----- Record list -----
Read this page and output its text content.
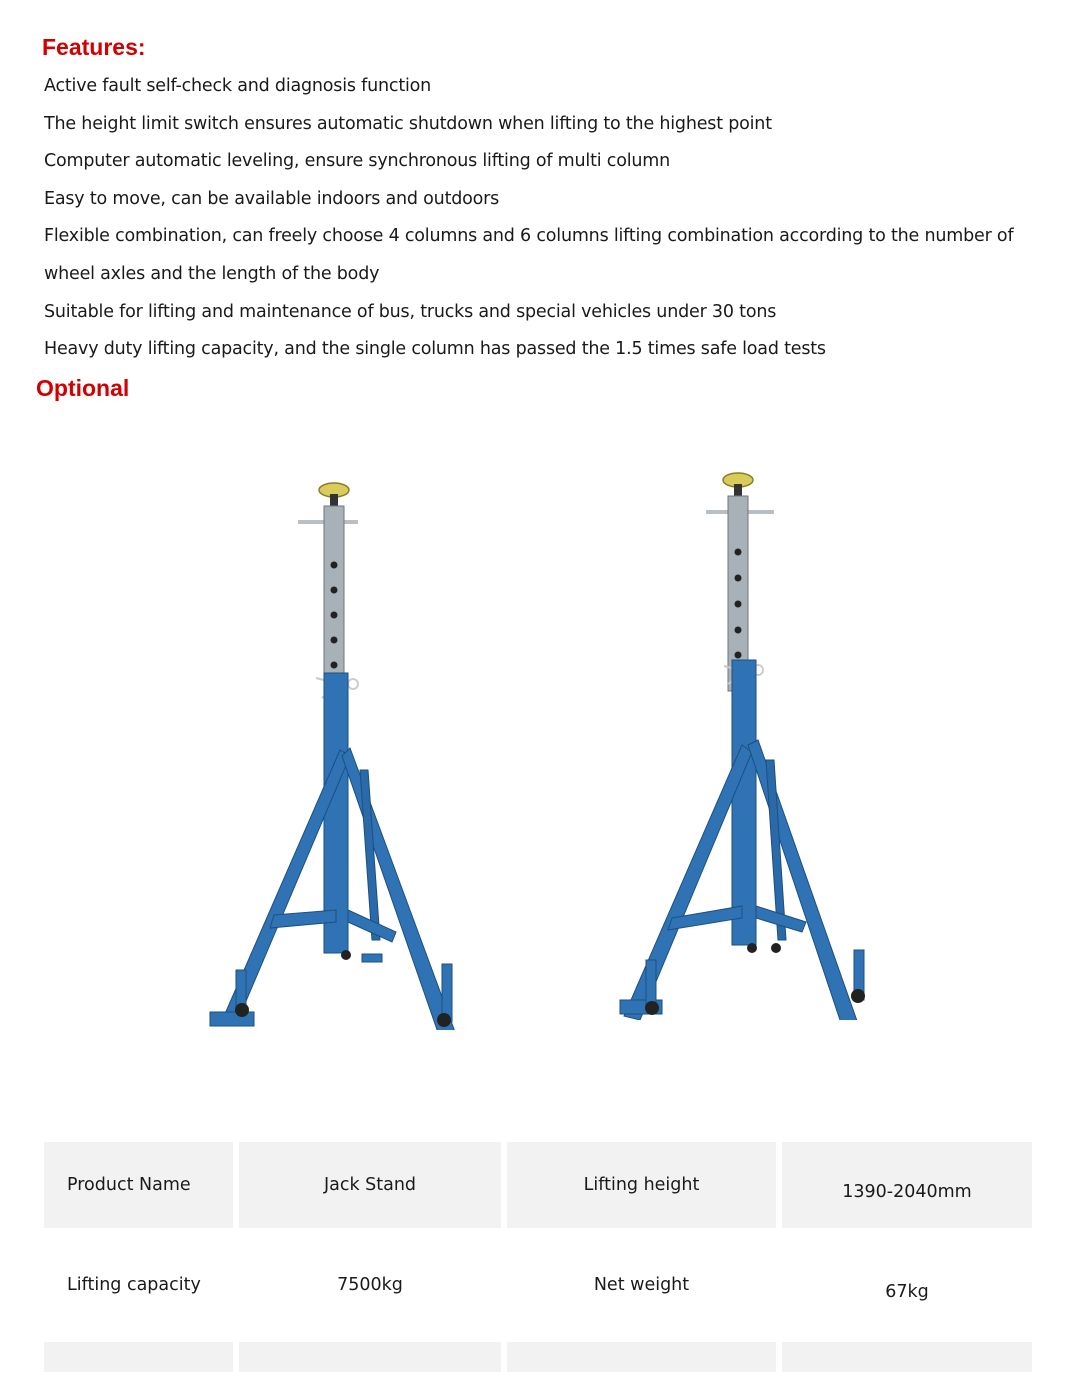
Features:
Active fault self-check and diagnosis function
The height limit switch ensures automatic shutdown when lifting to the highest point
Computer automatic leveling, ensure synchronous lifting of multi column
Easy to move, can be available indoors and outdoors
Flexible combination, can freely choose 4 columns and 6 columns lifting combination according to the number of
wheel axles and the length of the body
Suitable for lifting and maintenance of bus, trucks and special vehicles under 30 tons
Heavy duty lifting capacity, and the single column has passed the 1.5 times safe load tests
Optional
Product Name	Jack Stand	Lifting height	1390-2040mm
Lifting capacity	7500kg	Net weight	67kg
-----
> **Given task**
The material above must be printed exactly, with its pictures left out.

> **Output of the task**
Read this page and output its text content.
Features:
Active fault self-check and diagnosis function
The height limit switch ensures automatic shutdown when lifting to the highest point
Computer automatic leveling, ensure synchronous lifting of multi column
Easy to move, can be available indoors and outdoors
Flexible combination, can freely choose 4 columns and 6 columns lifting combination according to the number of
wheel axles and the length of the body
Suitable for lifting and maintenance of bus, trucks and special vehicles under 30 tons
Heavy duty lifting capacity, and the single column has passed the 1.5 times safe load tests
Optional
Product Name	Jack Stand	Lifting height	1390-2040mm
Lifting capacity	7500kg	Net weight	67kg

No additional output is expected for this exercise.